__Given task__
Copy each line of the data below with the word "JSON".

__Material provided__
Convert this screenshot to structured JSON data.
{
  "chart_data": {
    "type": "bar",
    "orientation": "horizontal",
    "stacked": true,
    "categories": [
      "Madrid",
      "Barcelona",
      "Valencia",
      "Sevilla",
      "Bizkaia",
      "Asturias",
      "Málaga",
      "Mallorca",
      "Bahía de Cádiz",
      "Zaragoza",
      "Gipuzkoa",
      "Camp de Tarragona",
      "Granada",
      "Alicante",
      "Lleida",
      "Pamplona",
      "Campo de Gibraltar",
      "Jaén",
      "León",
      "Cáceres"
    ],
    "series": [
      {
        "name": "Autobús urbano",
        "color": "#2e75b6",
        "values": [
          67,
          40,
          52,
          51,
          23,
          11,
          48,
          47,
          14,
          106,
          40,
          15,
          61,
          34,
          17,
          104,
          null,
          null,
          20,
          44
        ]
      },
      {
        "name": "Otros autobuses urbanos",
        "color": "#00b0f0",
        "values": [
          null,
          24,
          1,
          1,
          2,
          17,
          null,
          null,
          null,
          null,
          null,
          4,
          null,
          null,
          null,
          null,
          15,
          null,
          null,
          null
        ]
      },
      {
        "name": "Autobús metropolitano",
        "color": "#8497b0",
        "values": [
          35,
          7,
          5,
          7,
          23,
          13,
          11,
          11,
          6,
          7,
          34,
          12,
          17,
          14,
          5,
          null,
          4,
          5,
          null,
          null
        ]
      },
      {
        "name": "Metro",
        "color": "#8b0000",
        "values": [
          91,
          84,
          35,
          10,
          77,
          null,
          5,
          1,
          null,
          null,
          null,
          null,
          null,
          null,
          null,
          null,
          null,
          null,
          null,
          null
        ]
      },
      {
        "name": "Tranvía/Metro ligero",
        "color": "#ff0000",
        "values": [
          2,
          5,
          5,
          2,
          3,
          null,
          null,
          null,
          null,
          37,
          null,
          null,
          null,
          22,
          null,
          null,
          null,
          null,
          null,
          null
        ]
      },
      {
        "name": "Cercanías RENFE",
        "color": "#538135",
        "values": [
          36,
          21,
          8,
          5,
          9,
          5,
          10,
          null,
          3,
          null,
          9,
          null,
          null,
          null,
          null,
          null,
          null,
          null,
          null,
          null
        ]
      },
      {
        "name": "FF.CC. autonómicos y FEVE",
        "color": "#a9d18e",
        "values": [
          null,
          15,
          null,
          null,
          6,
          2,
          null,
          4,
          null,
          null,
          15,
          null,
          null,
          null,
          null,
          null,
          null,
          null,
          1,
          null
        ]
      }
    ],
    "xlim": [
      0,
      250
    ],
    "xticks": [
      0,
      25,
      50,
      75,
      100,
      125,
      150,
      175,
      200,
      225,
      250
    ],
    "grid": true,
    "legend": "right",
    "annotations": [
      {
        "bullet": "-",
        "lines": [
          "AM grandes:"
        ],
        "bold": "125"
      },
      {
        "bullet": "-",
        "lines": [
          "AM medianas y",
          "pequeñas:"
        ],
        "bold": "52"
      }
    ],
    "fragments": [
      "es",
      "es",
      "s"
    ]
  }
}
* * *
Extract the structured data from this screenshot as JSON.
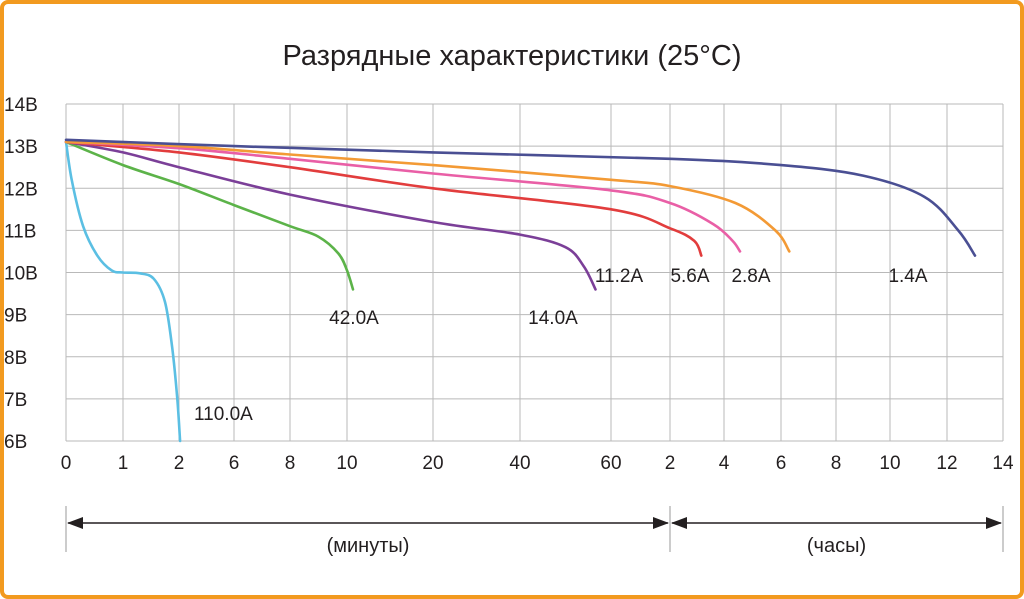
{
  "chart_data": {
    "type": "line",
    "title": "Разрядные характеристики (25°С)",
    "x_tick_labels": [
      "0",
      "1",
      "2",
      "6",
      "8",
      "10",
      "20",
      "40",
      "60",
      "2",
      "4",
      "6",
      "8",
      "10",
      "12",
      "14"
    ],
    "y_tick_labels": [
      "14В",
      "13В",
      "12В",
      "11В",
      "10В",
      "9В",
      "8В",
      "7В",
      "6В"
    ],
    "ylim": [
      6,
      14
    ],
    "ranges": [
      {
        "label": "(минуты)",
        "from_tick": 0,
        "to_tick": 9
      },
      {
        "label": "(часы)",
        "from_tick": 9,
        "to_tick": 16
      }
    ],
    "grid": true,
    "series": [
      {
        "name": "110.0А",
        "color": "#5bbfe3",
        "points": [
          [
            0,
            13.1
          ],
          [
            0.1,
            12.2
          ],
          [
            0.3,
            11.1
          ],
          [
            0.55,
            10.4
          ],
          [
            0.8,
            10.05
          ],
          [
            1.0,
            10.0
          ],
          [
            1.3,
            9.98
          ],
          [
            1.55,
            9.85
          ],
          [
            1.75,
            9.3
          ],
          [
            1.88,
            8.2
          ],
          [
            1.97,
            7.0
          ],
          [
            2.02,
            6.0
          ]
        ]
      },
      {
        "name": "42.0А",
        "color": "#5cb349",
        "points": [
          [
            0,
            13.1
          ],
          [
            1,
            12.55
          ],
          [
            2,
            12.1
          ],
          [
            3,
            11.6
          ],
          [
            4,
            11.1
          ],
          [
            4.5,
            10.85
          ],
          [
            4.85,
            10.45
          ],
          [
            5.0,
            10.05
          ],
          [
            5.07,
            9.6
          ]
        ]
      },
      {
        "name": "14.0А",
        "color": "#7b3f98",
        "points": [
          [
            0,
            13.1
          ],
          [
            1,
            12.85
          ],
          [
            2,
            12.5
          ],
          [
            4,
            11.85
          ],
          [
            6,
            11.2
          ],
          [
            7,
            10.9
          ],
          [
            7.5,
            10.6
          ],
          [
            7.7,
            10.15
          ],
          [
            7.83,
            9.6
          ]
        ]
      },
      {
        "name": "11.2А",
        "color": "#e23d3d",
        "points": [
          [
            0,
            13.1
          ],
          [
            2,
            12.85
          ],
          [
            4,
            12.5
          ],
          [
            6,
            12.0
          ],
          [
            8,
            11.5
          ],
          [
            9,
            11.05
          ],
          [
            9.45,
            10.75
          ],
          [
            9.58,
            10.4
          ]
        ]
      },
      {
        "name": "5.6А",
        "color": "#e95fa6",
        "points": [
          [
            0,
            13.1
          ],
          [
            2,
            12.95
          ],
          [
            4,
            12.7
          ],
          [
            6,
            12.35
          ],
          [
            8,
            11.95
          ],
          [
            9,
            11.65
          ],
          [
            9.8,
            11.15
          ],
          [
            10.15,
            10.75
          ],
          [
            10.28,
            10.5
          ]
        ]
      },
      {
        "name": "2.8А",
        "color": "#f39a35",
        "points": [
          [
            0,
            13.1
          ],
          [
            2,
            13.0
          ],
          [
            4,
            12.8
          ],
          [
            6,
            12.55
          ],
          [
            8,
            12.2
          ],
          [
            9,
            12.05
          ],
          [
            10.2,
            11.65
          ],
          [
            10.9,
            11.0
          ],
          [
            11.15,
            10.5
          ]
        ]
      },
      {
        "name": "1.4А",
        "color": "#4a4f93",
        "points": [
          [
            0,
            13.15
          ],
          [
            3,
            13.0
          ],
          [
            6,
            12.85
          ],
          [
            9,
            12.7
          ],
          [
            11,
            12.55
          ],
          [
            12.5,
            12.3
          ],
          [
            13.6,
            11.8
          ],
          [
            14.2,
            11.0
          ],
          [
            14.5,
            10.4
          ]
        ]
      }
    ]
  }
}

__Complete output__
Convert this screenshot to structured JSON data.
Extract the structured data from this screenshot as JSON.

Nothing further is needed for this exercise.